Determine the number of lines in the listing below where the string "Covid" occurs; answer with the number alone.

:: EXTRACTED MATERIAL ::

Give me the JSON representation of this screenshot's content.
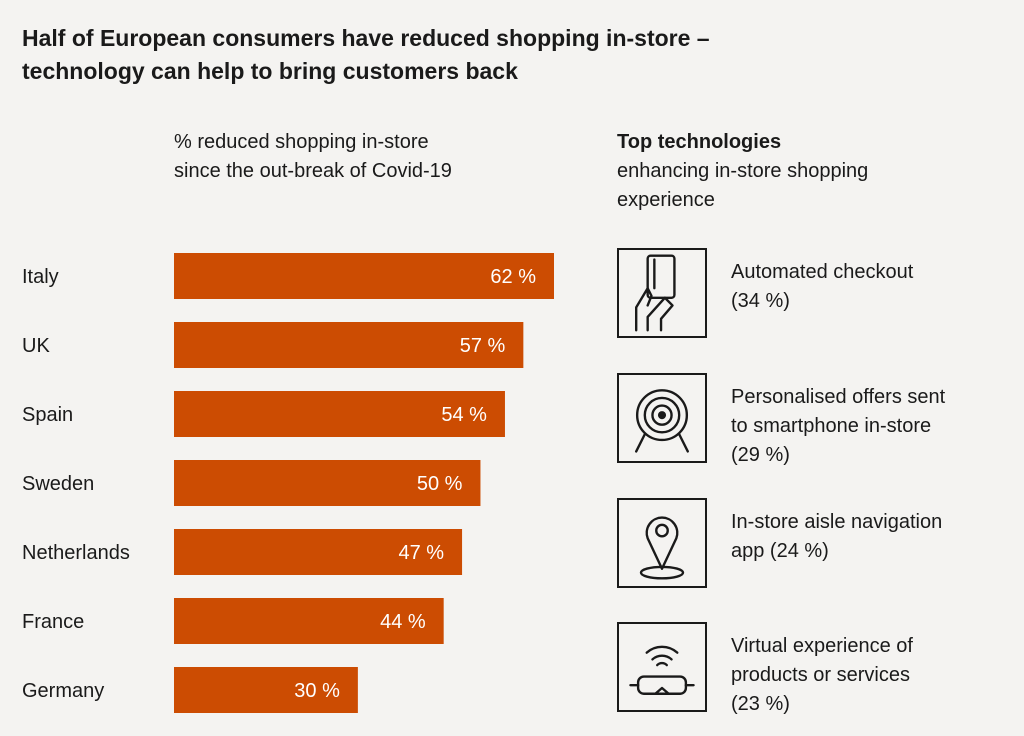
{
  "title": {
    "line1": "Half of European consumers have reduced shopping in-store –",
    "line2": "technology can help to bring customers back"
  },
  "chart_subtitle": {
    "line1": "% reduced shopping in-store",
    "line2": "since the out-break of Covid-19"
  },
  "tech_header": {
    "title": "Top technologies",
    "line1": "enhancing in-store shopping",
    "line2": "experience"
  },
  "colors": {
    "bar": "#cc4c02",
    "background": "#f4f3f1",
    "text": "#1a1a1a",
    "bar_label": "#ffffff"
  },
  "chart_data": {
    "type": "bar",
    "orientation": "horizontal",
    "title": "% reduced shopping in-store since the out-break of Covid-19",
    "categories": [
      "Italy",
      "UK",
      "Spain",
      "Sweden",
      "Netherlands",
      "France",
      "Germany"
    ],
    "values": [
      62,
      57,
      54,
      50,
      47,
      44,
      30
    ],
    "data_labels": [
      "62 %",
      "57 %",
      "54 %",
      "50 %",
      "47 %",
      "44 %",
      "30 %"
    ],
    "unit": "%",
    "xlim": [
      0,
      62
    ],
    "grid": false
  },
  "technologies": [
    {
      "icon": "card-hand-icon",
      "lines": [
        "Automated checkout",
        "(34 %)"
      ]
    },
    {
      "icon": "target-icon",
      "lines": [
        "Personalised offers sent",
        "to smartphone in-store",
        "(29 %)"
      ]
    },
    {
      "icon": "location-pin-icon",
      "lines": [
        "In-store aisle navigation",
        "app (24 %)"
      ]
    },
    {
      "icon": "vr-headset-icon",
      "lines": [
        "Virtual experience of",
        "products or services",
        "(23 %)"
      ]
    }
  ]
}
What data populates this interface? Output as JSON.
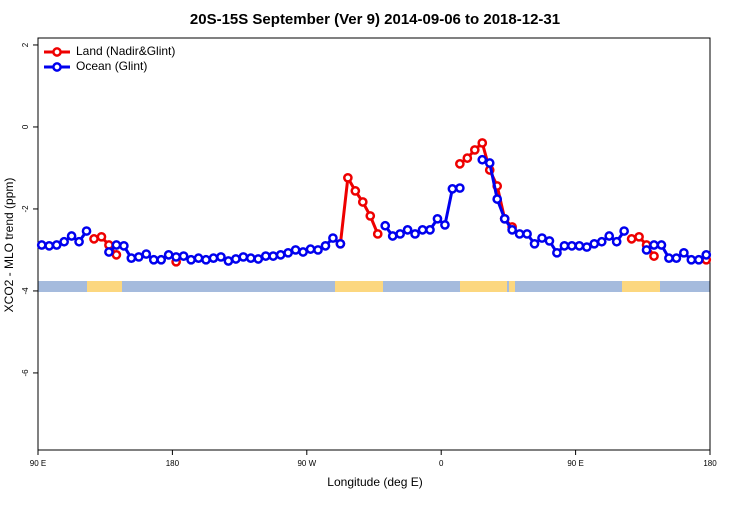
{
  "chart_data": {
    "type": "line",
    "title": "20S-15S September (Ver 9)   2014-09-06 to 2018-12-31",
    "x_label": "Longitude (deg E)",
    "y_label": "XCO2 - MLO trend (ppm)",
    "x": [
      92.5,
      97.5,
      102.5,
      107.5,
      112.5,
      117.5,
      122.5,
      127.5,
      132.5,
      137.5,
      142.5,
      147.5,
      152.5,
      157.5,
      162.5,
      167.5,
      172.5,
      177.5,
      182.5,
      187.5,
      192.5,
      197.5,
      202.5,
      207.5,
      212.5,
      217.5,
      222.5,
      227.5,
      232.5,
      237.5,
      242.5,
      247.5,
      252.5,
      257.5,
      262.5,
      267.5,
      272.5,
      277.5,
      282.5,
      287.5,
      292.5,
      297.5,
      302.5,
      307.5,
      312.5,
      317.5,
      322.5,
      327.5,
      332.5,
      337.5,
      342.5,
      347.5,
      352.5,
      357.5,
      362.5,
      367.5,
      372.5,
      377.5,
      382.5,
      387.5,
      392.5,
      397.5,
      402.5,
      407.5,
      412.5,
      417.5,
      422.5,
      427.5,
      432.5,
      437.5,
      442.5,
      447.5,
      452.5,
      457.5,
      462.5,
      467.5,
      472.5,
      477.5,
      482.5,
      487.5,
      492.5,
      497.5,
      502.5,
      507.5,
      512.5,
      517.5,
      522.5,
      527.5,
      532.5,
      537.5
    ],
    "series": [
      {
        "name": "Land (Nadir&Glint)",
        "color": "#ee0000",
        "values": [
          null,
          null,
          null,
          null,
          null,
          null,
          null,
          -2.73,
          -2.68,
          -2.88,
          -3.12,
          null,
          null,
          null,
          null,
          null,
          null,
          null,
          -3.29,
          null,
          null,
          null,
          null,
          null,
          null,
          null,
          null,
          null,
          null,
          null,
          null,
          null,
          null,
          null,
          null,
          null,
          null,
          null,
          null,
          null,
          -2.85,
          -1.24,
          -1.56,
          -1.83,
          -2.17,
          -2.61,
          null,
          null,
          null,
          null,
          null,
          null,
          null,
          null,
          null,
          null,
          -0.9,
          -0.76,
          -0.56,
          -0.39,
          -1.05,
          -1.44,
          -2.24,
          -2.44,
          null,
          null,
          null,
          null,
          null,
          null,
          null,
          null,
          null,
          null,
          null,
          null,
          null,
          null,
          null,
          -2.73,
          -2.68,
          -2.88,
          -3.15,
          null,
          null,
          null,
          null,
          null,
          null,
          -3.24
        ]
      },
      {
        "name": "Ocean (Glint)",
        "color": "#0000ee",
        "values": [
          -2.88,
          -2.9,
          -2.88,
          -2.8,
          -2.66,
          -2.8,
          -2.54,
          null,
          null,
          -3.05,
          -2.88,
          -2.9,
          -3.2,
          -3.17,
          -3.1,
          -3.24,
          -3.24,
          -3.12,
          -3.17,
          -3.15,
          -3.24,
          -3.2,
          -3.24,
          -3.2,
          -3.17,
          -3.27,
          -3.22,
          -3.17,
          -3.2,
          -3.22,
          -3.15,
          -3.15,
          -3.12,
          -3.07,
          -3.0,
          -3.05,
          -2.98,
          -3.0,
          -2.9,
          -2.71,
          -2.85,
          null,
          null,
          null,
          null,
          null,
          -2.41,
          -2.66,
          -2.61,
          -2.51,
          -2.61,
          -2.51,
          -2.51,
          -2.24,
          -2.39,
          -1.51,
          -1.49,
          null,
          null,
          -0.8,
          -0.88,
          -1.76,
          -2.24,
          -2.51,
          -2.61,
          -2.61,
          -2.85,
          -2.71,
          -2.78,
          -3.07,
          -2.9,
          -2.9,
          -2.9,
          -2.93,
          -2.85,
          -2.8,
          -2.66,
          -2.8,
          -2.54,
          null,
          null,
          -3.0,
          -2.88,
          -2.88,
          -3.2,
          -3.2,
          -3.07,
          -3.24,
          -3.24,
          -3.12
        ]
      }
    ],
    "xlim": [
      90,
      540
    ],
    "xticks": [
      {
        "value": 90,
        "label": "90 E"
      },
      180,
      {
        "value": 270,
        "label": "90 W"
      },
      {
        "value": 360,
        "label": "0"
      },
      {
        "value": 450,
        "label": "90 E"
      },
      {
        "value": 540,
        "label": "180"
      }
    ],
    "ylim": [
      -7.88,
      2.17
    ],
    "yticks": [
      2,
      0,
      -2,
      -4,
      -6
    ],
    "legend": "top-left"
  }
}
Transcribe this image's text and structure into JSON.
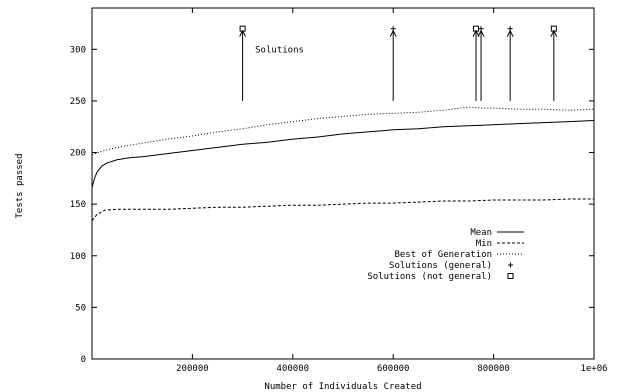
{
  "chart_data": {
    "type": "line",
    "title": "",
    "xlabel": "Number of Individuals Created",
    "ylabel": "Tests passed",
    "xlim": [
      0,
      1000000
    ],
    "ylim": [
      0,
      340
    ],
    "x_ticks": [
      200000,
      400000,
      600000,
      800000,
      1000000
    ],
    "x_tick_labels": [
      "200000",
      "400000",
      "600000",
      "800000",
      "1e+06"
    ],
    "y_ticks": [
      0,
      50,
      100,
      150,
      200,
      250,
      300
    ],
    "y_tick_labels": [
      "0",
      "50",
      "100",
      "150",
      "200",
      "250",
      "300"
    ],
    "grid": false,
    "legend_position": "center-right",
    "series": [
      {
        "name": "Mean",
        "style": "solid",
        "x": [
          0,
          5000,
          10000,
          20000,
          30000,
          50000,
          75000,
          100000,
          150000,
          200000,
          250000,
          300000,
          350000,
          400000,
          450000,
          500000,
          550000,
          600000,
          650000,
          700000,
          750000,
          800000,
          850000,
          900000,
          950000,
          1000000
        ],
        "values": [
          166,
          175,
          181,
          187,
          190,
          193,
          195,
          196,
          199,
          202,
          205,
          208,
          210,
          213,
          215,
          218,
          220,
          222,
          223,
          225,
          226,
          227,
          228,
          229,
          230,
          231
        ]
      },
      {
        "name": "Min",
        "style": "dashed",
        "x": [
          0,
          10000,
          25000,
          50000,
          100000,
          150000,
          200000,
          250000,
          300000,
          350000,
          400000,
          450000,
          500000,
          550000,
          600000,
          650000,
          700000,
          750000,
          800000,
          850000,
          900000,
          950000,
          1000000
        ],
        "values": [
          134,
          140,
          144,
          145,
          145,
          145,
          146,
          147,
          147,
          148,
          149,
          149,
          150,
          151,
          151,
          152,
          153,
          153,
          154,
          154,
          154,
          155,
          155
        ]
      },
      {
        "name": "Best of Generation",
        "style": "dotted",
        "x": [
          0,
          25000,
          50000,
          100000,
          150000,
          200000,
          250000,
          300000,
          350000,
          400000,
          450000,
          500000,
          550000,
          600000,
          650000,
          700000,
          750000,
          780000,
          800000,
          850000,
          900000,
          950000,
          1000000
        ],
        "values": [
          198,
          202,
          205,
          209,
          213,
          216,
          220,
          223,
          227,
          230,
          233,
          235,
          237,
          238,
          239,
          241,
          244,
          243,
          243,
          242,
          242,
          241,
          242
        ]
      }
    ],
    "markers": [
      {
        "series": "Solutions (general)",
        "symbol": "plus",
        "x": 600000,
        "y": 320
      },
      {
        "series": "Solutions (general)",
        "symbol": "plus",
        "x": 775000,
        "y": 320
      },
      {
        "series": "Solutions (general)",
        "symbol": "plus",
        "x": 833000,
        "y": 320
      },
      {
        "series": "Solutions (not general)",
        "symbol": "square",
        "x": 300000,
        "y": 320
      },
      {
        "series": "Solutions (not general)",
        "symbol": "square",
        "x": 765000,
        "y": 320
      },
      {
        "series": "Solutions (not general)",
        "symbol": "square",
        "x": 920000,
        "y": 320
      }
    ],
    "arrows": [
      {
        "x": 300000,
        "y_from": 250,
        "y_to": 318
      },
      {
        "x": 600000,
        "y_from": 250,
        "y_to": 318
      },
      {
        "x": 765000,
        "y_from": 250,
        "y_to": 318
      },
      {
        "x": 775000,
        "y_from": 250,
        "y_to": 318
      },
      {
        "x": 833000,
        "y_from": 250,
        "y_to": 318
      },
      {
        "x": 920000,
        "y_from": 250,
        "y_to": 318
      }
    ],
    "annotation": {
      "text": "Solutions",
      "x": 325000,
      "y": 300
    },
    "legend": [
      {
        "label": "Mean",
        "style": "solid"
      },
      {
        "label": "Min",
        "style": "dashed"
      },
      {
        "label": "Best of Generation",
        "style": "dotted"
      },
      {
        "label": "Solutions (general)",
        "style": "plus"
      },
      {
        "label": "Solutions (not general)",
        "style": "square"
      }
    ]
  }
}
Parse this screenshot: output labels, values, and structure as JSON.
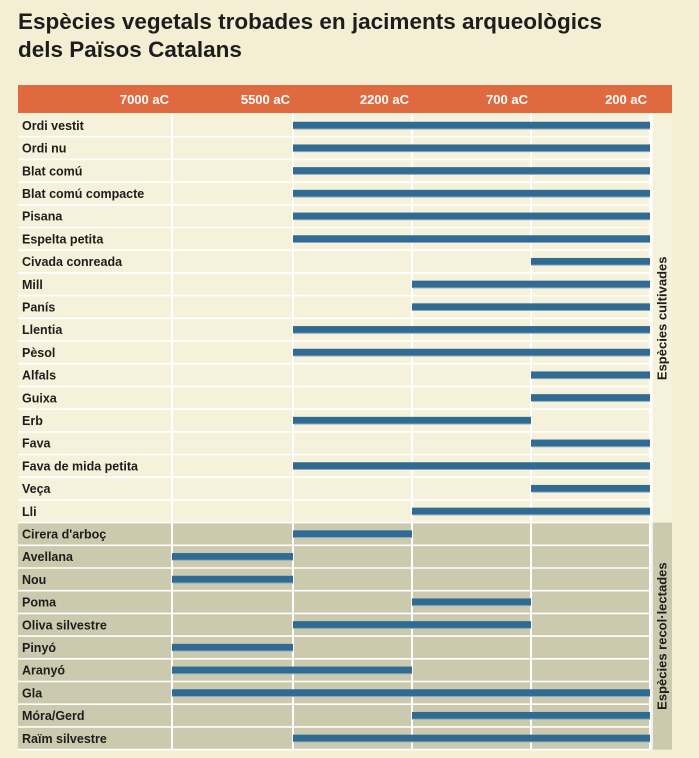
{
  "title": {
    "line1": "Espècies vegetals trobades en jaciments arqueològics",
    "line2": "dels Països Catalans"
  },
  "chart_data": {
    "type": "bar",
    "subtype": "timeline-range",
    "x_ticks": [
      "7000 aC",
      "5500 aC",
      "2200 aC",
      "700 aC",
      "200 aC"
    ],
    "colors": {
      "header": "#e06a40",
      "bar": "#2f6b93",
      "cultivated_bg": "#f6f1da",
      "gathered_bg": "#cbcaae",
      "gridline": "#ffffff"
    },
    "groups": [
      {
        "label": "Espècies cultivades",
        "items": [
          {
            "name": "Ordi vestit",
            "from": "5500 aC",
            "to": "200 aC"
          },
          {
            "name": "Ordi nu",
            "from": "5500 aC",
            "to": "200 aC"
          },
          {
            "name": "Blat comú",
            "from": "5500 aC",
            "to": "200 aC"
          },
          {
            "name": "Blat comú compacte",
            "from": "5500 aC",
            "to": "200 aC"
          },
          {
            "name": "Pisana",
            "from": "5500 aC",
            "to": "200 aC"
          },
          {
            "name": "Espelta petita",
            "from": "5500 aC",
            "to": "200 aC"
          },
          {
            "name": "Civada conreada",
            "from": "700 aC",
            "to": "200 aC"
          },
          {
            "name": "Mill",
            "from": "2200 aC",
            "to": "200 aC"
          },
          {
            "name": "Panís",
            "from": "2200 aC",
            "to": "200 aC"
          },
          {
            "name": "Llentia",
            "from": "5500 aC",
            "to": "200 aC"
          },
          {
            "name": "Pèsol",
            "from": "5500 aC",
            "to": "200 aC"
          },
          {
            "name": "Alfals",
            "from": "700 aC",
            "to": "200 aC"
          },
          {
            "name": "Guixa",
            "from": "700 aC",
            "to": "200 aC"
          },
          {
            "name": "Erb",
            "from": "5500 aC",
            "to": "700 aC"
          },
          {
            "name": "Fava",
            "from": "700 aC",
            "to": "200 aC"
          },
          {
            "name": "Fava de mida petita",
            "from": "5500 aC",
            "to": "200 aC"
          },
          {
            "name": "Veça",
            "from": "700 aC",
            "to": "200 aC"
          },
          {
            "name": "Lli",
            "from": "2200 aC",
            "to": "200 aC"
          }
        ]
      },
      {
        "label": "Espècies recol·lectades",
        "items": [
          {
            "name": "Cirera d'arboç",
            "from": "5500 aC",
            "to": "2200 aC"
          },
          {
            "name": "Avellana",
            "from": "7000 aC",
            "to": "5500 aC"
          },
          {
            "name": "Nou",
            "from": "7000 aC",
            "to": "5500 aC"
          },
          {
            "name": "Poma",
            "from": "2200 aC",
            "to": "700 aC"
          },
          {
            "name": "Oliva silvestre",
            "from": "5500 aC",
            "to": "700 aC"
          },
          {
            "name": "Pinyó",
            "from": "7000 aC",
            "to": "5500 aC"
          },
          {
            "name": "Aranyó",
            "from": "7000 aC",
            "to": "2200 aC"
          },
          {
            "name": "Gla",
            "from": "7000 aC",
            "to": "200 aC"
          },
          {
            "name": "Móra/Gerd",
            "from": "2200 aC",
            "to": "200 aC"
          },
          {
            "name": "Raïm silvestre",
            "from": "5500 aC",
            "to": "200 aC"
          }
        ]
      }
    ]
  }
}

:::

▶ [ANSWER TO THIS EXERCISE]
2